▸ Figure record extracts

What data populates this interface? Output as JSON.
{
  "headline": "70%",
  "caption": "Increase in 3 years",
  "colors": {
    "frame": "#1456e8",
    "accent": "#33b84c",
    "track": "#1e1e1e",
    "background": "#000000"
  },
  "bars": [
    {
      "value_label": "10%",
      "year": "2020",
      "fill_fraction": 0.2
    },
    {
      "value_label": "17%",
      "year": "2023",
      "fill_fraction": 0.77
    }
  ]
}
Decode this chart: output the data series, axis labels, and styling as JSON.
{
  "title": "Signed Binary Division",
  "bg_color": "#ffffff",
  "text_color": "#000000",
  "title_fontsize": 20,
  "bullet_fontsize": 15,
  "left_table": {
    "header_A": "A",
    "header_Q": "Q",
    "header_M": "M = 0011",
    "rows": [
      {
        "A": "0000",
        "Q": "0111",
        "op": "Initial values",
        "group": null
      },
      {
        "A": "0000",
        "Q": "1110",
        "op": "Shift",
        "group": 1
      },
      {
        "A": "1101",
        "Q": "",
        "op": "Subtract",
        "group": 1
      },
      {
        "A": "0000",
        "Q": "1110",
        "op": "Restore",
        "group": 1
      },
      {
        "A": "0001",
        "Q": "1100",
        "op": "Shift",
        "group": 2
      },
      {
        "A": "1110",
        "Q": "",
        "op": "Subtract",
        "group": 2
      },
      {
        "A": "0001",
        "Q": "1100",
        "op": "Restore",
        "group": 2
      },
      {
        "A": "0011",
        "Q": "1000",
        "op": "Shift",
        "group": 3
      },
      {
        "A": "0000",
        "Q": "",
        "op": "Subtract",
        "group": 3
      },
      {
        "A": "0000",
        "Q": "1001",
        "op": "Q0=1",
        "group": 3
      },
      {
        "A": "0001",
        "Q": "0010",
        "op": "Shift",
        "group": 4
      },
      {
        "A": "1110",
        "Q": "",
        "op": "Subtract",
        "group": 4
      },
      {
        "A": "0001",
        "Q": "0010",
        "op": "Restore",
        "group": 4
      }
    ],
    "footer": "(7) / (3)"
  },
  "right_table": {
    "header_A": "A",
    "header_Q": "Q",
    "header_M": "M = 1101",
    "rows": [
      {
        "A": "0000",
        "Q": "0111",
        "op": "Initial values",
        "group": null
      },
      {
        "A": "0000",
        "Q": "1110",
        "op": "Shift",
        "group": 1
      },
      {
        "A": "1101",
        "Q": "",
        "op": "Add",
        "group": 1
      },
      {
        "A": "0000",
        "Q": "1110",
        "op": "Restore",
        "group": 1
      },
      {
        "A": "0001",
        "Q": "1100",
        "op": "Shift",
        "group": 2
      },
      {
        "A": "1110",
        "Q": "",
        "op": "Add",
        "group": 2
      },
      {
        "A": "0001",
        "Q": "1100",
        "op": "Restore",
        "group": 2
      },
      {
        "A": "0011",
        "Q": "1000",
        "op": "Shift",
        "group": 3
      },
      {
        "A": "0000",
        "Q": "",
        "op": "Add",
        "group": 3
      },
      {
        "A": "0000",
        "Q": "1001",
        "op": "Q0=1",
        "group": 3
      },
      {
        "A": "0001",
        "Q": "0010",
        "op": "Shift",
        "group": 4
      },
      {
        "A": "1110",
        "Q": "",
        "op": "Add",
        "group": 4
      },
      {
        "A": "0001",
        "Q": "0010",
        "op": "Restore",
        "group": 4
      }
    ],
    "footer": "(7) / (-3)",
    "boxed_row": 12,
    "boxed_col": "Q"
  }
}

---

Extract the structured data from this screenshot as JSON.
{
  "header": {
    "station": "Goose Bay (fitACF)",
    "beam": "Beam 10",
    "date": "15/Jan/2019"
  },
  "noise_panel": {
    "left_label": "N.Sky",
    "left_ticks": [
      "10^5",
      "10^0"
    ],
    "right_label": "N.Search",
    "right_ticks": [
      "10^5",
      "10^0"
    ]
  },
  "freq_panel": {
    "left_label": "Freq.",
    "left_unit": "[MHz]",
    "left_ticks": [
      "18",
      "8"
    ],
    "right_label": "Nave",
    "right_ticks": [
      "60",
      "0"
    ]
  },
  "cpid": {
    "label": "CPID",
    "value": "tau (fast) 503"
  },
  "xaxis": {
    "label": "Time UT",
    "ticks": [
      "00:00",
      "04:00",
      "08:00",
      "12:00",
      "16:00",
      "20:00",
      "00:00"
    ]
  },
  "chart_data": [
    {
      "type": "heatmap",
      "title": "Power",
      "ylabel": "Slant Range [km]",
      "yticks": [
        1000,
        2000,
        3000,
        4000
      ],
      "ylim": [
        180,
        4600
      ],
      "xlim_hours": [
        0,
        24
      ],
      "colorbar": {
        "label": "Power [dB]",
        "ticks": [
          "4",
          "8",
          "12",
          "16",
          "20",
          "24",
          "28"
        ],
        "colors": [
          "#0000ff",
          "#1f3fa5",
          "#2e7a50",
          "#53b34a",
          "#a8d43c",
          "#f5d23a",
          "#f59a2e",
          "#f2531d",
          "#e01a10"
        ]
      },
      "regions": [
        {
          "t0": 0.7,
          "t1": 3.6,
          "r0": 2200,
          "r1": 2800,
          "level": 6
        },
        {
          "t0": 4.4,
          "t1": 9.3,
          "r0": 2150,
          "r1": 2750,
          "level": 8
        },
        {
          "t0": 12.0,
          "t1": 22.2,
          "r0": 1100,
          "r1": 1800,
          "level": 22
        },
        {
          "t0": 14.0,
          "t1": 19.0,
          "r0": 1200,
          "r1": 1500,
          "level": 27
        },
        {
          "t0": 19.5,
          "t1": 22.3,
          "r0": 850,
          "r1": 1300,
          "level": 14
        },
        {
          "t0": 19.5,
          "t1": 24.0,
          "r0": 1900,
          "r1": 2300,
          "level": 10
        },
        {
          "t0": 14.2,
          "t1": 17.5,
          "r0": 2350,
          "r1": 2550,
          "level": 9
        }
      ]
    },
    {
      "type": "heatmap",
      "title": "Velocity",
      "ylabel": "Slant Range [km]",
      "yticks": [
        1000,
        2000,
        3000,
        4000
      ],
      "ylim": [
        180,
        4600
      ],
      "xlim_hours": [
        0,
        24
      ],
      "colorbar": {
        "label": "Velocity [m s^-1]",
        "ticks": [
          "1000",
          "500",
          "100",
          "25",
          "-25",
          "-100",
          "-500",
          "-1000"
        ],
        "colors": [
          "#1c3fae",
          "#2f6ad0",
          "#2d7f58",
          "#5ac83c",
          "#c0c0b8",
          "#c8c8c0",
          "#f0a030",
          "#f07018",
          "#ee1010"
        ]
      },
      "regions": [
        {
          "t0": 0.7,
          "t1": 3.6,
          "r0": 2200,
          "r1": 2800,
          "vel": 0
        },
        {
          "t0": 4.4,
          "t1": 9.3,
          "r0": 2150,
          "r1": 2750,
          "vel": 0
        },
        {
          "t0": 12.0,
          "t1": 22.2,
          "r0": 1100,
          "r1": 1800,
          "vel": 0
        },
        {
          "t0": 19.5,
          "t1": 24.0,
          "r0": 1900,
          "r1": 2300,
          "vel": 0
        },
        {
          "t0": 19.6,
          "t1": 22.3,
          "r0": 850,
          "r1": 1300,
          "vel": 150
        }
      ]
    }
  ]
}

▸ To be done
Only a number is wanted: how many lines contain the word "this"?

▸ Exercise solution
3